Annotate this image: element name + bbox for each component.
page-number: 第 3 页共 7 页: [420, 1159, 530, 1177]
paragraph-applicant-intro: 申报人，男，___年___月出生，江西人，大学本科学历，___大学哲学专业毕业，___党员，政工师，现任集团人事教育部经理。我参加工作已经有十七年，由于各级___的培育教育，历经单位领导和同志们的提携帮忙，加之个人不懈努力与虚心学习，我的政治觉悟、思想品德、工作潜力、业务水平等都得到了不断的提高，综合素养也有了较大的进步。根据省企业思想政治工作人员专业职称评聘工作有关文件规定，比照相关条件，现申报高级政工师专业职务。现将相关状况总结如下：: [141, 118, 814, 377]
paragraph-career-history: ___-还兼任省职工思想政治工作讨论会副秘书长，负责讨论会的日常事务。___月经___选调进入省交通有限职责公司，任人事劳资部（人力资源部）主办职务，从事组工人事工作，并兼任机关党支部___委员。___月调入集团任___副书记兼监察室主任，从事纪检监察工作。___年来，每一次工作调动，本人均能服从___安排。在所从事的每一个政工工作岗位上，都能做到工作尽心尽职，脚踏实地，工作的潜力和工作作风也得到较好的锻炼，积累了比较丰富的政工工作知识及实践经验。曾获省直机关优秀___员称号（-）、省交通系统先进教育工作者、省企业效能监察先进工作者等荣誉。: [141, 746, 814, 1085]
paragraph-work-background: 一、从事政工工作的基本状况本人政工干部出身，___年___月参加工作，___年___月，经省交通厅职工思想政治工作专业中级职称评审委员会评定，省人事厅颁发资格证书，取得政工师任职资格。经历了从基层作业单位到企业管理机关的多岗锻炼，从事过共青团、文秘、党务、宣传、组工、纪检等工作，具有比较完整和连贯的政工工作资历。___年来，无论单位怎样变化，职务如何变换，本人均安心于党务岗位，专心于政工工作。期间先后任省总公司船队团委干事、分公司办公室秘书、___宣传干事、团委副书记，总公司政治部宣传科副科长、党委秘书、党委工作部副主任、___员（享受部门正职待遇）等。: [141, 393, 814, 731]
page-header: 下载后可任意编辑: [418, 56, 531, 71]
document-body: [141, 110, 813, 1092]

_ _ _ _

Please quote every line of the material above, changing nothing.

Correct output –
Annotate this image: element name + bbox for each component.
page-number: 第 3 页共 7 页: [420, 1159, 530, 1177]
paragraph-applicant-intro: 申报人，男，___年___月出生，江西人，大学本科学历，___大学哲学专业毕业，___党员，政工师，现任集团人事教育部经理。我参加工作已经有十七年，由于各级___的培育教育，历经单位领导和同志们的提携帮忙，加之个人不懈努力与虚心学习，我的政治觉悟、思想品德、工作潜力、业务水平等都得到了不断的提高，综合素养也有了较大的进步。根据省企业思想政治工作人员专业职称评聘工作有关文件规定，比照相关条件，现申报高级政工师专业职务。现将相关状况总结如下：: [141, 118, 814, 377]
paragraph-career-history: ___-还兼任省职工思想政治工作讨论会副秘书长，负责讨论会的日常事务。___月经___选调进入省交通有限职责公司，任人事劳资部（人力资源部）主办职务，从事组工人事工作，并兼任机关党支部___委员。___月调入集团任___副书记兼监察室主任，从事纪检监察工作。___年来，每一次工作调动，本人均能服从___安排。在所从事的每一个政工工作岗位上，都能做到工作尽心尽职，脚踏实地，工作的潜力和工作作风也得到较好的锻炼，积累了比较丰富的政工工作知识及实践经验。曾获省直机关优秀___员称号（-）、省交通系统先进教育工作者、省企业效能监察先进工作者等荣誉。: [141, 746, 814, 1085]
paragraph-work-background: 一、从事政工工作的基本状况本人政工干部出身，___年___月参加工作，___年___月，经省交通厅职工思想政治工作专业中级职称评审委员会评定，省人事厅颁发资格证书，取得政工师任职资格。经历了从基层作业单位到企业管理机关的多岗锻炼，从事过共青团、文秘、党务、宣传、组工、纪检等工作，具有比较完整和连贯的政工工作资历。___年来，无论单位怎样变化，职务如何变换，本人均安心于党务岗位，专心于政工工作。期间先后任省总公司船队团委干事、分公司办公室秘书、___宣传干事、团委副书记，总公司政治部宣传科副科长、党委秘书、党委工作部副主任、___员（享受部门正职待遇）等。: [141, 393, 814, 731]
page-header: 下载后可任意编辑: [418, 56, 531, 71]
document-body: [141, 110, 813, 1092]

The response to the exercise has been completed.